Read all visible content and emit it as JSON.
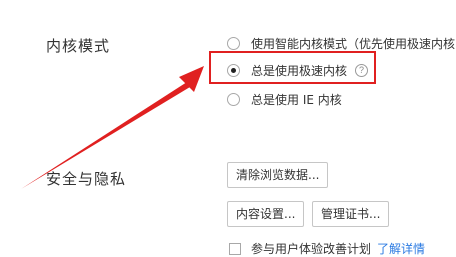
{
  "kernel_section": {
    "title": "内核模式",
    "options": [
      {
        "label": "使用智能内核模式（优先使用极速内核",
        "checked": false
      },
      {
        "label": "总是使用极速内核",
        "checked": true
      },
      {
        "label": "总是使用 IE 内核",
        "checked": false
      }
    ],
    "help_icon_glyph": "?"
  },
  "privacy_section": {
    "title": "安全与隐私",
    "buttons": {
      "clear_data": "清除浏览数据...",
      "content_settings": "内容设置...",
      "manage_certs": "管理证书..."
    },
    "checkbox_label": "参与用户体验改善计划",
    "checkbox_link": "了解详情"
  },
  "colors": {
    "highlight": "#e02020",
    "arrow": "#e02020"
  }
}
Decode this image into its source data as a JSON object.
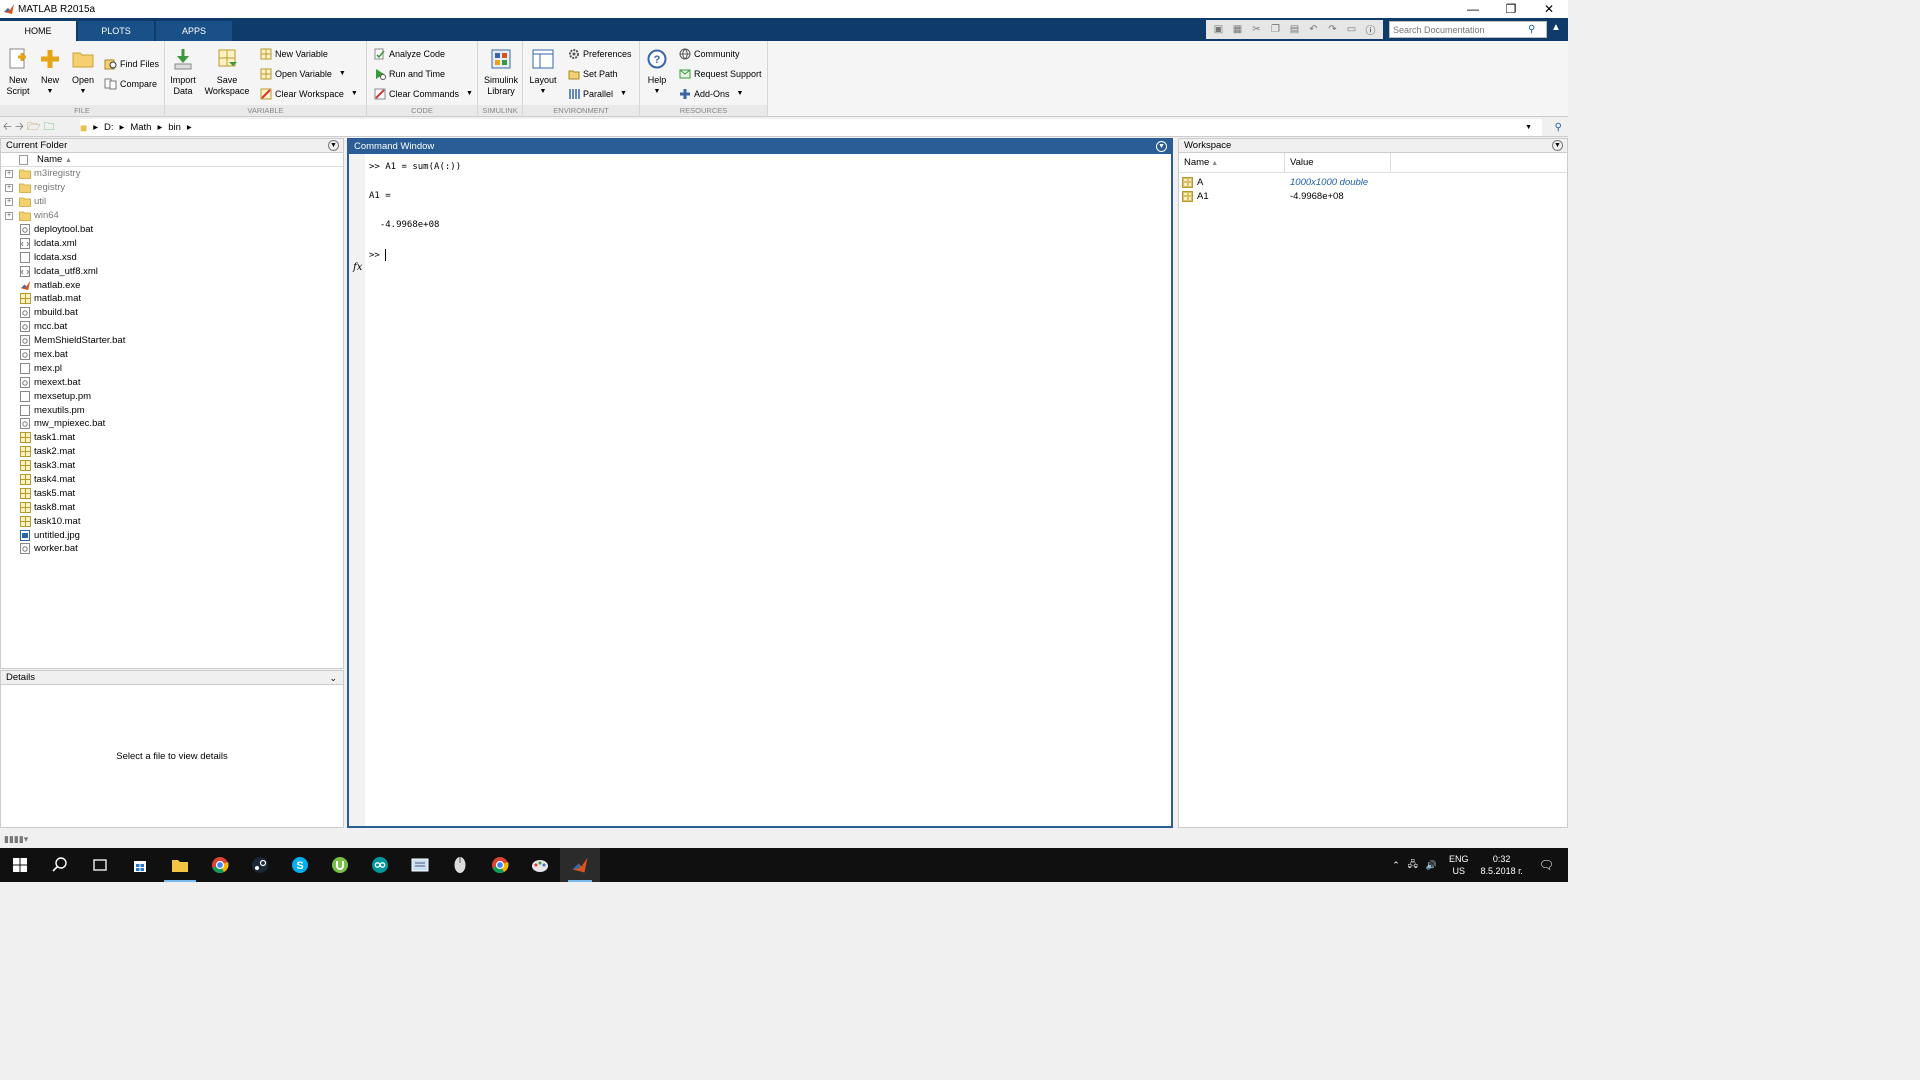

* * *

GIVEN REQUEST - In the material above, find the lines that contain "JSON" and show them.

SOLUTION TO THIS PROBLEM -
Read all visible content and emit it as JSON.
Decode this image into its source data as a JSON object.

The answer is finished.